What the task asks – Write out the records word for word, from the line with "icon: document with pencil [48,47,70,71]" up to and including the line with "text block: which is better paragraph: customer".

Raw records –
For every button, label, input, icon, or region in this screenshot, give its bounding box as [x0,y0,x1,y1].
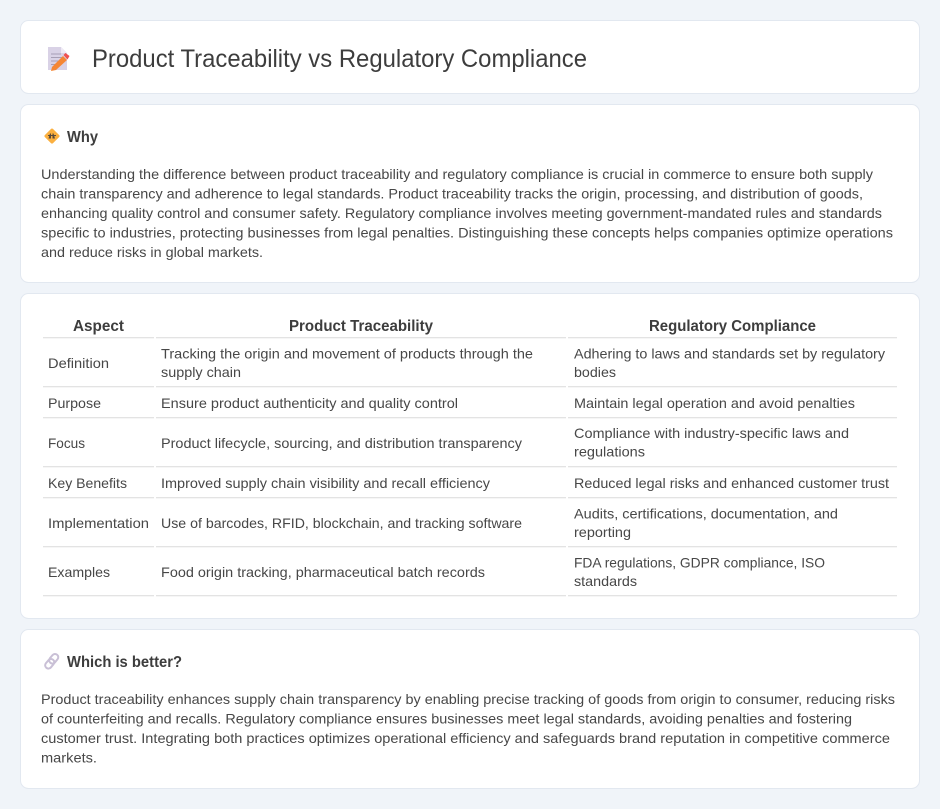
icon: document with pencil [48,47,70,71]
row: examples [43,554,897,596]
icon: warning diamond [44,128,60,144]
panel: comparison table [20,294,920,618]
row: implementation: Implementation [48,515,149,531]
text block: which is better paragraph [41,691,895,766]
text block: why paragraph: chain transparency and adherence to legal standards. Product traceability tracks the origin, processing, and distribution of goods, [41,186,863,202]
row: purpose [43,395,897,418]
table header row: Product Traceability [289,318,433,335]
row: key benefits: Reduced legal risks and enhanced customer trust [574,475,889,491]
text block: which is better paragraph: customer trust. Integrating both practices optimizes operational efficiency and safeguards brand reputation in competitive commerce [41,730,890,746]
row: definition: Definition [48,355,109,371]
row: focus: regulations [574,444,645,460]
table header row: Regulatory Compliance [649,318,816,335]
row: examples: FDA regulations, GDPR compliance, ISO [574,554,825,570]
row: key benefits [43,475,897,498]
panel: header [20,20,920,94]
row: definition: Tracking the origin and movement of products through the [161,346,533,362]
text block: which is better paragraph: Product traceability enhances supply chain transparency by enabling precise tracking of goods from origin to consumer, reducing risks [41,691,895,707]
row: purpose: Purpose [48,395,101,411]
row: focus [43,425,897,467]
row: purpose: Maintain legal operation and avoid penalties [574,395,855,411]
row: definition: Adhering to laws and standards set by regulatory [574,346,885,362]
row: implementation [43,506,897,547]
panel: why [20,104,920,282]
text block: why paragraph: Understanding the difference between product traceability and regulatory compliance is crucial in commerce to ensure both supply [41,166,873,182]
row: implementation: Audits, certifications, documentation, and [574,506,838,522]
row: examples: Food origin tracking, pharmaceutical batch records [161,564,485,580]
heading: which is better: Which is better? [67,654,182,671]
table header row: Aspect [73,318,125,335]
text block: which is better paragraph: markets. [41,750,97,766]
text block: why paragraph: specific to industries, protecting businesses from legal penalties. Distinguishing these concepts helps companies optimize operations [41,224,893,240]
row: focus: Focus [48,435,85,451]
text block: why paragraph: and reduce risks in global markets. [41,244,263,260]
text block: why paragraph: enhancing quality control and consumer safety. Regulatory compliance involves meeting government-mandated rules and standards [41,205,882,221]
row: examples: Examples [48,564,110,580]
text block: why paragraph [41,166,893,260]
icon: link [44,653,60,670]
panel: which is better [20,630,920,788]
row: definition [43,346,897,387]
title: Product Traceability vs Regulatory Compliance [92,45,587,73]
row: focus: Product lifecycle, sourcing, and distribution transparency [161,435,522,451]
row: key benefits: Key Benefits [48,475,127,491]
row: definition: supply chain [161,364,241,380]
text block: which is better paragraph: of counterfeiting and recalls. Regulatory compliance ensures businesses meet legal standards, avoiding penalties and fostering [41,710,852,726]
row: focus: Compliance with industry-specific laws and [574,425,849,441]
row: key benefits: Improved supply chain visibility and recall efficiency [161,475,490,491]
row: purpose: Ensure product authenticity and quality control [161,395,458,411]
row: implementation: Use of barcodes, RFID, blockchain, and tracking software [161,515,522,531]
row: definition: bodies [574,364,616,380]
heading: why: Why [67,129,98,146]
table header row [43,318,897,338]
row: examples: standards [574,573,637,589]
row: implementation: reporting [574,524,631,540]
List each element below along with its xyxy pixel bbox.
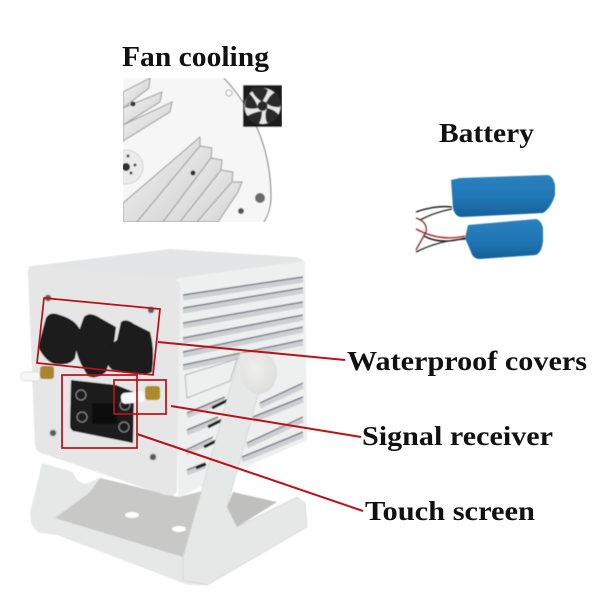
top face (28, 249, 305, 280)
box: waterproof covers (37, 298, 160, 375)
left connector (21, 366, 54, 381)
center hub (123, 149, 144, 185)
box: touch screen (62, 375, 137, 448)
red highlight boxes (37, 298, 166, 448)
battery large (451, 175, 555, 217)
label: Signal receiver: Signal receiver (362, 421, 553, 451)
front face (28, 266, 180, 495)
label: Waterproof covers: Waterproof covers (347, 346, 587, 376)
heading: Battery: Battery (439, 118, 535, 148)
vents (183, 277, 303, 473)
heading: Fan cooling: Fan cooling (122, 41, 269, 73)
base (30, 463, 277, 585)
side face (178, 261, 307, 497)
box: signal receiver (114, 380, 166, 414)
screws (44, 294, 156, 460)
label: Touch screen: Touch screen (365, 496, 535, 526)
icon: fan (243, 85, 282, 127)
battery wires (416, 207, 466, 252)
stand arm (183, 352, 307, 585)
waterproof covers (38, 314, 153, 377)
arrow: touch screen line (137, 434, 363, 511)
photo: heat sink with fan (109, 78, 282, 222)
battery small (465, 219, 543, 259)
product: light unit (21, 249, 307, 585)
photo: battery packs (416, 175, 555, 259)
touch screen panel (70, 380, 134, 443)
signal receiver connector (121, 386, 160, 404)
knob (241, 352, 277, 394)
arrow: signal receiver line (171, 406, 361, 437)
arrow: waterproof covers line (158, 342, 345, 360)
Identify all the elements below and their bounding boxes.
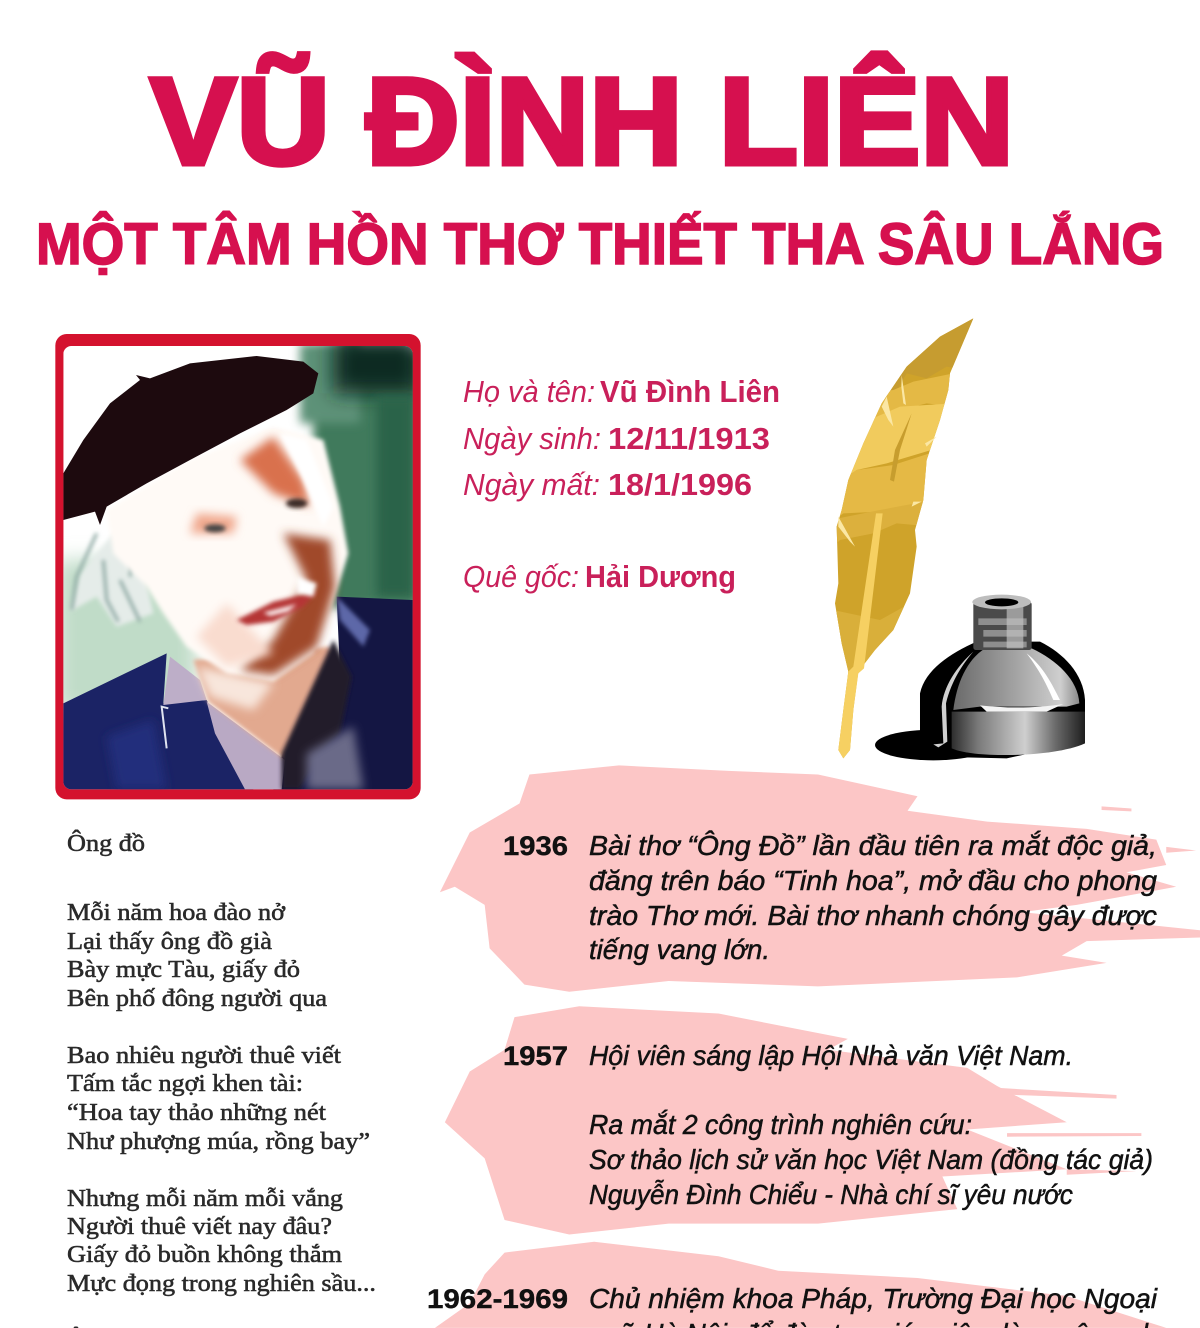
death date: 18/1/1996 <box>608 467 752 502</box>
entry 1936: trào Thơ mới. Bài thơ nhanh chóng gây được <box>589 900 1157 931</box>
stanza 3: Mực đọng trong nghiên sầu... <box>67 1271 376 1297</box>
stanza 2: “Hoa tay thảo những nét <box>67 1100 326 1126</box>
entry 1936 <box>503 830 1157 965</box>
birth date <box>463 421 770 456</box>
entry 1957 <box>503 1040 1153 1210</box>
entry 1936: đăng trên báo “Tinh hoa”, mở đầu cho phong <box>589 865 1157 896</box>
entry 1962-1969 <box>427 1283 1158 1328</box>
stanza 3: Giấy đỏ buồn không thắm <box>67 1242 342 1268</box>
photo frame <box>55 334 421 799</box>
panel: poem Ông đồ <box>67 830 376 1328</box>
entry 1957: 1957 <box>503 1041 568 1071</box>
birth date: Ngày sinh: <box>463 421 601 456</box>
face <box>107 427 348 682</box>
bottle neck <box>973 602 1032 650</box>
panel: personal info <box>463 374 780 594</box>
entry 1957: Hội viên sáng lập Hội Nhà văn Việt Nam. <box>589 1040 1073 1071</box>
hair <box>70 533 153 627</box>
entry 1962-1969: 1962-1969 <box>427 1284 568 1314</box>
entry 1957: Ra mắt 2 công trình nghiên cứu: <box>589 1109 972 1140</box>
neck <box>193 647 340 760</box>
bottle base <box>952 712 1085 755</box>
panel: timeline <box>427 765 1200 1328</box>
entry 1957: Nguyễn Đình Chiểu - Nhà chí sĩ yêu nước <box>589 1179 1073 1210</box>
birth date: 12/11/1913 <box>608 421 770 456</box>
entry 1936: 1936 <box>503 831 568 861</box>
icon: golden feather quill <box>830 317 980 763</box>
stanza 3: Nhưng mỗi năm mỗi vắng <box>67 1186 343 1212</box>
stanza 1 <box>67 900 327 1012</box>
stanza 2: Bao nhiêu người thuê viết <box>67 1043 341 1069</box>
poem title: Ông đồ <box>67 830 145 857</box>
full name: Họ và tên: <box>463 374 595 409</box>
death date <box>463 467 752 502</box>
shirt <box>163 657 207 705</box>
bottle dome <box>953 648 1079 710</box>
feather shaft <box>838 513 883 758</box>
full name <box>463 374 780 409</box>
stanza 2 <box>67 1043 370 1155</box>
stanza 1: Bày mực Tàu, giấy đỏ <box>67 957 300 983</box>
entry 1936: Bài thơ “Ông Đồ” lần đầu tiên ra mắt độc giả, <box>589 830 1157 861</box>
icon: ink bottle <box>875 595 1085 760</box>
stanza 2: Tấm tắc ngợi khen tài: <box>67 1071 303 1097</box>
ink pool <box>875 730 992 760</box>
stanza 1: Bên phố đông người qua <box>67 986 327 1012</box>
beret <box>63 356 318 525</box>
entry 1936: tiếng vang lớn. <box>589 934 770 965</box>
stanza 1: Lại thấy ông đồ già <box>67 929 272 955</box>
entry 1962-1969: Chủ nhiệm khoa Pháp, Trường Đại học Ngoại <box>589 1283 1158 1314</box>
hometown: Quê gốc: <box>463 559 579 594</box>
hometown: Hải Dương <box>585 559 736 594</box>
jacket <box>63 653 253 789</box>
title: VŨ ĐÌNH LIÊN <box>150 52 1014 191</box>
stanza 3 <box>67 1186 376 1297</box>
stanza 3: Người thuê viết nay đâu? <box>67 1214 332 1240</box>
entry 1957: Sơ thảo lịch sử văn học Việt Nam (đồng tác giả) <box>589 1144 1153 1175</box>
stanza 2: Như phượng múa, rồng bay” <box>67 1129 370 1155</box>
brush stroke backgrounds <box>435 765 1200 1328</box>
subtitle: MỘT TÂM HỒN THƠ THIẾT THA SÂU LẮNG <box>36 212 1164 277</box>
panel: portrait photo <box>55 334 421 799</box>
death date: Ngày mất: <box>463 467 600 502</box>
portrait painting <box>57 337 420 789</box>
stanza 1: Mỗi năm hoa đào nở <box>67 900 285 926</box>
full name: Vũ Đình Liên <box>600 374 780 409</box>
hometown <box>463 559 736 594</box>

Solved exercise –
icon: document with pencil [48,47,70,71]
row: examples [43,554,897,596]
icon: warning diamond [44,128,60,144]
panel: comparison table [20,294,920,618]
row: implementation: Implementation [48,515,149,531]
text block: which is better paragraph [41,691,895,766]
text block: why paragraph: chain transparency and adherence to legal standards. Product traceability tracks the origin, processing, and distribution of goods, [41,186,863,202]
row: purpose [43,395,897,418]
table header row: Product Traceability [289,318,433,335]
row: key benefits: Reduced legal risks and enhanced customer trust [574,475,889,491]
text block: which is better paragraph: customer trust. Integrating both practices optimizes operational efficiency and safeguards brand reputation in competitive commerce [41,730,890,746]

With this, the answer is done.